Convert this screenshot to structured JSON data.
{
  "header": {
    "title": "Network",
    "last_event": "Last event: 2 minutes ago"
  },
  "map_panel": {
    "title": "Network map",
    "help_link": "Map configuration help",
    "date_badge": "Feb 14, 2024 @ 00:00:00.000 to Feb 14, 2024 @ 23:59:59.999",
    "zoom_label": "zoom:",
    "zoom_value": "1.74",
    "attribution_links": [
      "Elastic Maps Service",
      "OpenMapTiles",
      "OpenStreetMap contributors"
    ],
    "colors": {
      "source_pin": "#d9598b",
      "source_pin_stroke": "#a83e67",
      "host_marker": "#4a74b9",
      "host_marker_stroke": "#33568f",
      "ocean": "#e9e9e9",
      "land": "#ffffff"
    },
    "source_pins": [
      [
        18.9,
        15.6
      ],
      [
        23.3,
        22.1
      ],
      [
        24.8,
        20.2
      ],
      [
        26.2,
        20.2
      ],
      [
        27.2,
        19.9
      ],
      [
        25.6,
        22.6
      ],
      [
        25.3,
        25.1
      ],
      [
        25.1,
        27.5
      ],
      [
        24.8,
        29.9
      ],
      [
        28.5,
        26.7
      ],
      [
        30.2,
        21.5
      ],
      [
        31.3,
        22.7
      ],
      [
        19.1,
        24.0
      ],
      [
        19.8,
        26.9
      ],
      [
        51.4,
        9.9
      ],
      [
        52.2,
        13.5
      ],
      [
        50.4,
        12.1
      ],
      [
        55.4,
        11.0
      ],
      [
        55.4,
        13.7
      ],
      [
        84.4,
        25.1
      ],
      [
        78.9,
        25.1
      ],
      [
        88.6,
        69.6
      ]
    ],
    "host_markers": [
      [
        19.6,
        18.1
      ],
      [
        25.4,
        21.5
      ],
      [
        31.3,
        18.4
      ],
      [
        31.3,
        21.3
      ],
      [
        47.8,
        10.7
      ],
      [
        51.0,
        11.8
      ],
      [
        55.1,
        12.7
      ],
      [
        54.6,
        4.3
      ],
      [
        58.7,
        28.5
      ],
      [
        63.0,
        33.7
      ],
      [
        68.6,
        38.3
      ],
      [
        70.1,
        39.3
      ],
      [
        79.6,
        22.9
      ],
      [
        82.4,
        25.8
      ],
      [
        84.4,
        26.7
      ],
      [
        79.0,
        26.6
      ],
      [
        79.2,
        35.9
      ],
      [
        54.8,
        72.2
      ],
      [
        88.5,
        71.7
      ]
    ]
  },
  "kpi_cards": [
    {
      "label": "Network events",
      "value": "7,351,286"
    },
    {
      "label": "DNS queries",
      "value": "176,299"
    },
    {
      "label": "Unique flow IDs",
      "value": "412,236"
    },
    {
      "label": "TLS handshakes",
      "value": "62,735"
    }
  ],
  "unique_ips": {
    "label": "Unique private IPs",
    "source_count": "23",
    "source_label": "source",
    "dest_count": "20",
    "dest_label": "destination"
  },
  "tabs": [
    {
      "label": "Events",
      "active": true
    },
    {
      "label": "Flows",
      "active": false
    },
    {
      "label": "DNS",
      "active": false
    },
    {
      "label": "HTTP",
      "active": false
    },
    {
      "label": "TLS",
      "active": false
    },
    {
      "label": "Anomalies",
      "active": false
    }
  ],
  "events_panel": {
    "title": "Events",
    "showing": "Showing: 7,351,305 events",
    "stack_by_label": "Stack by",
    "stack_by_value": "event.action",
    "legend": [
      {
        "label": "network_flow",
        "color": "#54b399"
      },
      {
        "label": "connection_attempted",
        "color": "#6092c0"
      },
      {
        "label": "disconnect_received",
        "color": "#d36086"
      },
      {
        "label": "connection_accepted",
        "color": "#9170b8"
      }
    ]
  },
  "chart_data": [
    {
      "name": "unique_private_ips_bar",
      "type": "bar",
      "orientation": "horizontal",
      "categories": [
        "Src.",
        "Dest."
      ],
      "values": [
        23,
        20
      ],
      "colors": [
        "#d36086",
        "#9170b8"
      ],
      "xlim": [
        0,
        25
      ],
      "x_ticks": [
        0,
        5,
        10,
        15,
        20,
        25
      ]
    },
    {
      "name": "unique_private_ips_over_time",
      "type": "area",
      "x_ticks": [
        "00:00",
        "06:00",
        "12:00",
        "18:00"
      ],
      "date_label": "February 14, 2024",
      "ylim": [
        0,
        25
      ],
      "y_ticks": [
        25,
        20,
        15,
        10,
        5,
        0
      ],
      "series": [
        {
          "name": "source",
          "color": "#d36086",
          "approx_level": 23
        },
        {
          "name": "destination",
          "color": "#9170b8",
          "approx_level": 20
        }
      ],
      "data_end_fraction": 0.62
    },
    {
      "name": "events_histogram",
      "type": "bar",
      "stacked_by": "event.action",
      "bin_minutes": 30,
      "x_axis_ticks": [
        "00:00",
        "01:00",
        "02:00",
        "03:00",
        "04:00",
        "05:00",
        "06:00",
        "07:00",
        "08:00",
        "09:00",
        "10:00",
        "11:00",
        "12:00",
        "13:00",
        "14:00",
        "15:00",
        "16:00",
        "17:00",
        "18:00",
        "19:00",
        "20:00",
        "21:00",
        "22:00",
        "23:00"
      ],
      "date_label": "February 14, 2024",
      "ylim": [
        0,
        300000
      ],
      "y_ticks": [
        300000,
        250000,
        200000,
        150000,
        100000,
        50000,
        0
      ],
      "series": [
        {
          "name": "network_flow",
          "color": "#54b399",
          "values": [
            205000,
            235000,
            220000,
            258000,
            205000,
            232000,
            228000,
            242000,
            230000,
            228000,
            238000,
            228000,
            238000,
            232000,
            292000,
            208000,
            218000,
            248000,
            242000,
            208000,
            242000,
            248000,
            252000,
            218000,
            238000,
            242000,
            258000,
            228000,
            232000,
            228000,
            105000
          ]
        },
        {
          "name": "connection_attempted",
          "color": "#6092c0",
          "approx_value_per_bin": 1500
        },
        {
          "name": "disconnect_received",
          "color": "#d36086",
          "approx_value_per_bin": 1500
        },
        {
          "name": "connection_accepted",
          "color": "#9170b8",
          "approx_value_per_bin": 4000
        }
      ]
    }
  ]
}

*Objective*. Reproduce all of the data exactly as given.

*Worked solution*.
Convert this screenshot to structured JSON data.
{
  "header": {
    "title": "Network",
    "last_event": "Last event: 2 minutes ago"
  },
  "map_panel": {
    "title": "Network map",
    "help_link": "Map configuration help",
    "date_badge": "Feb 14, 2024 @ 00:00:00.000 to Feb 14, 2024 @ 23:59:59.999",
    "zoom_label": "zoom:",
    "zoom_value": "1.74",
    "attribution_links": [
      "Elastic Maps Service",
      "OpenMapTiles",
      "OpenStreetMap contributors"
    ],
    "colors": {
      "source_pin": "#d9598b",
      "source_pin_stroke": "#a83e67",
      "host_marker": "#4a74b9",
      "host_marker_stroke": "#33568f",
      "ocean": "#e9e9e9",
      "land": "#ffffff"
    },
    "source_pins": [
      [
        18.9,
        15.6
      ],
      [
        23.3,
        22.1
      ],
      [
        24.8,
        20.2
      ],
      [
        26.2,
        20.2
      ],
      [
        27.2,
        19.9
      ],
      [
        25.6,
        22.6
      ],
      [
        25.3,
        25.1
      ],
      [
        25.1,
        27.5
      ],
      [
        24.8,
        29.9
      ],
      [
        28.5,
        26.7
      ],
      [
        30.2,
        21.5
      ],
      [
        31.3,
        22.7
      ],
      [
        19.1,
        24.0
      ],
      [
        19.8,
        26.9
      ],
      [
        51.4,
        9.9
      ],
      [
        52.2,
        13.5
      ],
      [
        50.4,
        12.1
      ],
      [
        55.4,
        11.0
      ],
      [
        55.4,
        13.7
      ],
      [
        84.4,
        25.1
      ],
      [
        78.9,
        25.1
      ],
      [
        88.6,
        69.6
      ]
    ],
    "host_markers": [
      [
        19.6,
        18.1
      ],
      [
        25.4,
        21.5
      ],
      [
        31.3,
        18.4
      ],
      [
        31.3,
        21.3
      ],
      [
        47.8,
        10.7
      ],
      [
        51.0,
        11.8
      ],
      [
        55.1,
        12.7
      ],
      [
        54.6,
        4.3
      ],
      [
        58.7,
        28.5
      ],
      [
        63.0,
        33.7
      ],
      [
        68.6,
        38.3
      ],
      [
        70.1,
        39.3
      ],
      [
        79.6,
        22.9
      ],
      [
        82.4,
        25.8
      ],
      [
        84.4,
        26.7
      ],
      [
        79.0,
        26.6
      ],
      [
        79.2,
        35.9
      ],
      [
        54.8,
        72.2
      ],
      [
        88.5,
        71.7
      ]
    ]
  },
  "kpi_cards": [
    {
      "label": "Network events",
      "value": "7,351,286"
    },
    {
      "label": "DNS queries",
      "value": "176,299"
    },
    {
      "label": "Unique flow IDs",
      "value": "412,236"
    },
    {
      "label": "TLS handshakes",
      "value": "62,735"
    }
  ],
  "unique_ips": {
    "label": "Unique private IPs",
    "source_count": "23",
    "source_label": "source",
    "dest_count": "20",
    "dest_label": "destination"
  },
  "tabs": [
    {
      "label": "Events",
      "active": true
    },
    {
      "label": "Flows",
      "active": false
    },
    {
      "label": "DNS",
      "active": false
    },
    {
      "label": "HTTP",
      "active": false
    },
    {
      "label": "TLS",
      "active": false
    },
    {
      "label": "Anomalies",
      "active": false
    }
  ],
  "events_panel": {
    "title": "Events",
    "showing": "Showing: 7,351,305 events",
    "stack_by_label": "Stack by",
    "stack_by_value": "event.action",
    "legend": [
      {
        "label": "network_flow",
        "color": "#54b399"
      },
      {
        "label": "connection_attempted",
        "color": "#6092c0"
      },
      {
        "label": "disconnect_received",
        "color": "#d36086"
      },
      {
        "label": "connection_accepted",
        "color": "#9170b8"
      }
    ]
  },
  "chart_data": [
    {
      "name": "unique_private_ips_bar",
      "type": "bar",
      "orientation": "horizontal",
      "categories": [
        "Src.",
        "Dest."
      ],
      "values": [
        23,
        20
      ],
      "colors": [
        "#d36086",
        "#9170b8"
      ],
      "xlim": [
        0,
        25
      ],
      "x_ticks": [
        0,
        5,
        10,
        15,
        20,
        25
      ]
    },
    {
      "name": "unique_private_ips_over_time",
      "type": "area",
      "x_ticks": [
        "00:00",
        "06:00",
        "12:00",
        "18:00"
      ],
      "date_label": "February 14, 2024",
      "ylim": [
        0,
        25
      ],
      "y_ticks": [
        25,
        20,
        15,
        10,
        5,
        0
      ],
      "series": [
        {
          "name": "source",
          "color": "#d36086",
          "approx_level": 23
        },
        {
          "name": "destination",
          "color": "#9170b8",
          "approx_level": 20
        }
      ],
      "data_end_fraction": 0.62
    },
    {
      "name": "events_histogram",
      "type": "bar",
      "stacked_by": "event.action",
      "bin_minutes": 30,
      "x_axis_ticks": [
        "00:00",
        "01:00",
        "02:00",
        "03:00",
        "04:00",
        "05:00",
        "06:00",
        "07:00",
        "08:00",
        "09:00",
        "10:00",
        "11:00",
        "12:00",
        "13:00",
        "14:00",
        "15:00",
        "16:00",
        "17:00",
        "18:00",
        "19:00",
        "20:00",
        "21:00",
        "22:00",
        "23:00"
      ],
      "date_label": "February 14, 2024",
      "ylim": [
        0,
        300000
      ],
      "y_ticks": [
        300000,
        250000,
        200000,
        150000,
        100000,
        50000,
        0
      ],
      "series": [
        {
          "name": "network_flow",
          "color": "#54b399",
          "values": [
            205000,
            235000,
            220000,
            258000,
            205000,
            232000,
            228000,
            242000,
            230000,
            228000,
            238000,
            228000,
            238000,
            232000,
            292000,
            208000,
            218000,
            248000,
            242000,
            208000,
            242000,
            248000,
            252000,
            218000,
            238000,
            242000,
            258000,
            228000,
            232000,
            228000,
            105000
          ]
        },
        {
          "name": "connection_attempted",
          "color": "#6092c0",
          "approx_value_per_bin": 1500
        },
        {
          "name": "disconnect_received",
          "color": "#d36086",
          "approx_value_per_bin": 1500
        },
        {
          "name": "connection_accepted",
          "color": "#9170b8",
          "approx_value_per_bin": 4000
        }
      ]
    }
  ]
}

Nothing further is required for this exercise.